-- To do --
Count the lines below that contain the word "Régression" and give only the number.

#### Given entries ####

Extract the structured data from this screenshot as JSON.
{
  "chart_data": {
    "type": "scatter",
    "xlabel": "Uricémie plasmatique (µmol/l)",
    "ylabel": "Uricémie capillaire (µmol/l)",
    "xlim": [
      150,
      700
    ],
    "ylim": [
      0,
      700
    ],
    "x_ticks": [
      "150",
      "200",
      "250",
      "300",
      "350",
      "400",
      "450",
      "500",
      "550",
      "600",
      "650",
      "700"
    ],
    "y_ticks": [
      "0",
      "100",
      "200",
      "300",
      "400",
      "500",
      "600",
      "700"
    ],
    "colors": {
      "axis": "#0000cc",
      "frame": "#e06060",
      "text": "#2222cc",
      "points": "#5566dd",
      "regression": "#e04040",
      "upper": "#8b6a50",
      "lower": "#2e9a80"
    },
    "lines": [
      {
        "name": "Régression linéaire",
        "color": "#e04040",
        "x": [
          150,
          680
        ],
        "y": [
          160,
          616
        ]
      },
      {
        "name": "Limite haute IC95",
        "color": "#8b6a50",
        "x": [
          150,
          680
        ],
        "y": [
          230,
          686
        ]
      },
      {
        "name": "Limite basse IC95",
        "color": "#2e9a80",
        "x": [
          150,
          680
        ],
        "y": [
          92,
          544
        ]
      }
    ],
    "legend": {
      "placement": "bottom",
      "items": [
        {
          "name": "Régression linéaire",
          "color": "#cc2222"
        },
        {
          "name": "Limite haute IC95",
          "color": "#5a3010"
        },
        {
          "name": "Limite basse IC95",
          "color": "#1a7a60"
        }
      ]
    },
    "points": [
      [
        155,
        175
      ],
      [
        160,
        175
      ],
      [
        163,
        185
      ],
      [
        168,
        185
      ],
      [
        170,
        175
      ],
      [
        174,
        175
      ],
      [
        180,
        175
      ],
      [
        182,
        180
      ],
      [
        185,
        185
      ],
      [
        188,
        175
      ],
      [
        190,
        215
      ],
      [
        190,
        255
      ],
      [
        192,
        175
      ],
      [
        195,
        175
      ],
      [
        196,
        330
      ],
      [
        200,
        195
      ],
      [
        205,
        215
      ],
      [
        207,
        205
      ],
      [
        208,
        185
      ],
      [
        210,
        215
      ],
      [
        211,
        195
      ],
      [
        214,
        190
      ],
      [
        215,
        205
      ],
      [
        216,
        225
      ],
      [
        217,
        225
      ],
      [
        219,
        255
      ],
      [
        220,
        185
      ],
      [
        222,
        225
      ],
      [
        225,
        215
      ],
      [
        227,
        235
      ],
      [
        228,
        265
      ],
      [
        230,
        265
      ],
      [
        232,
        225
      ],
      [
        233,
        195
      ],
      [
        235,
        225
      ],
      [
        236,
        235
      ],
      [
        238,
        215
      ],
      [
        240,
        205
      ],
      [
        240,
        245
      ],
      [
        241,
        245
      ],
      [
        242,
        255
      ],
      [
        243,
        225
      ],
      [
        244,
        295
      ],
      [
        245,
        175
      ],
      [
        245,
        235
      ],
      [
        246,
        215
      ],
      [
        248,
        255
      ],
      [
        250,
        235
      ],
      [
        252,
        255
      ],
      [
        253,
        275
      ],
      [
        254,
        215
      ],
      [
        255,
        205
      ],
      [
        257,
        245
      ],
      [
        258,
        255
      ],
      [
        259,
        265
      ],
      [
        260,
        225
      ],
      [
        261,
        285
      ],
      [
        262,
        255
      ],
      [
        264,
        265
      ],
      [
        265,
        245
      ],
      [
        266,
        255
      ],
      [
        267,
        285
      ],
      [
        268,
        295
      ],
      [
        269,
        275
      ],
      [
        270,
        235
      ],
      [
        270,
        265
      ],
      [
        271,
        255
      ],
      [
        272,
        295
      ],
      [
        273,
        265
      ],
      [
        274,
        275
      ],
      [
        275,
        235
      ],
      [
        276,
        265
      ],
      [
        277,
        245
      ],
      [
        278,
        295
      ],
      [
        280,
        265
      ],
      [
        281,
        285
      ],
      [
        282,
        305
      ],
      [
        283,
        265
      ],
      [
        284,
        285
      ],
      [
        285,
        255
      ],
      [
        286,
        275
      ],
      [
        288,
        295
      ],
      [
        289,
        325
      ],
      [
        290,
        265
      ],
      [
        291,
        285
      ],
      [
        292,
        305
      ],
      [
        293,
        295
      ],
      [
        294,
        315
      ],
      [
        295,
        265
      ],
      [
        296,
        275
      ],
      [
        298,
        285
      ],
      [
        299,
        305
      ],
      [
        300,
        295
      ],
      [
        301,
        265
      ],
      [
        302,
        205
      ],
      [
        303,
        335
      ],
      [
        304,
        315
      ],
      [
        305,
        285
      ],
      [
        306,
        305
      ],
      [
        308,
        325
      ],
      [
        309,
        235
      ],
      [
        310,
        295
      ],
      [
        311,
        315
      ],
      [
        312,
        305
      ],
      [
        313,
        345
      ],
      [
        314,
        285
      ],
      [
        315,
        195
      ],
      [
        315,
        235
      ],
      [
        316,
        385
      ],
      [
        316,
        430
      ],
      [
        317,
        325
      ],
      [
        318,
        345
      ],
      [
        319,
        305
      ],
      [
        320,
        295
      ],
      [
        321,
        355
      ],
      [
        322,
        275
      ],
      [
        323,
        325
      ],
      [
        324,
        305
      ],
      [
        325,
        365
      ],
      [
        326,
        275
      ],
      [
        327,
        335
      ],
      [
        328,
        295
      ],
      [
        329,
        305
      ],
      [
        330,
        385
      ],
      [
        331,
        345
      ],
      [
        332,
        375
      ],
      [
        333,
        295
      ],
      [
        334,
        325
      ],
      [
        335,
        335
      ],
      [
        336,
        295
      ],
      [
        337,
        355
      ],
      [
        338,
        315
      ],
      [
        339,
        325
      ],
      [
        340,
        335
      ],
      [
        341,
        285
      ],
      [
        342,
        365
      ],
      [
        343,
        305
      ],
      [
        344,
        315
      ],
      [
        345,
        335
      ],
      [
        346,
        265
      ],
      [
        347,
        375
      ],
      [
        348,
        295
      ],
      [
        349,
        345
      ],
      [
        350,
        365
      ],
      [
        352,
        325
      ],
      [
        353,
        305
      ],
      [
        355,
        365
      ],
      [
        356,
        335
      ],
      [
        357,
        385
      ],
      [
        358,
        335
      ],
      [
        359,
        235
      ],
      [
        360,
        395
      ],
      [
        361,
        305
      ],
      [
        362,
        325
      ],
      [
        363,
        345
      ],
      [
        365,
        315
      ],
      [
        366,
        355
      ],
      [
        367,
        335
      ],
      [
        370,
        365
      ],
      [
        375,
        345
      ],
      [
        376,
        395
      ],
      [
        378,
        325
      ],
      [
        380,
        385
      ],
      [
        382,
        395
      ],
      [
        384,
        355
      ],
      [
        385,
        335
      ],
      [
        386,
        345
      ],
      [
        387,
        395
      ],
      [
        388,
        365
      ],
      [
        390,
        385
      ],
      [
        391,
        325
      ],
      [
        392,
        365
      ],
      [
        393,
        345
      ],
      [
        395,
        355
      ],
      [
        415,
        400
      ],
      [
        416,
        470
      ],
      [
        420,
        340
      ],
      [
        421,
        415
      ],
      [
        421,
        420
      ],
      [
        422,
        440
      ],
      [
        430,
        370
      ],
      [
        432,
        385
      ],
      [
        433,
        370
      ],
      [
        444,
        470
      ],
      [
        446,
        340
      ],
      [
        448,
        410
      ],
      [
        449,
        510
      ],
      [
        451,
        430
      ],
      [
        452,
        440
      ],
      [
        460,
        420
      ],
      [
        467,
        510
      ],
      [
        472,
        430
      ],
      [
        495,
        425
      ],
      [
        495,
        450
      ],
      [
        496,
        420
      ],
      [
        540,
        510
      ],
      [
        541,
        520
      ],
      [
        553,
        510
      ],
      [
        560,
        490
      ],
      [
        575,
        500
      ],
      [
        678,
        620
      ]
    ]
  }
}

####

-- The solution --
2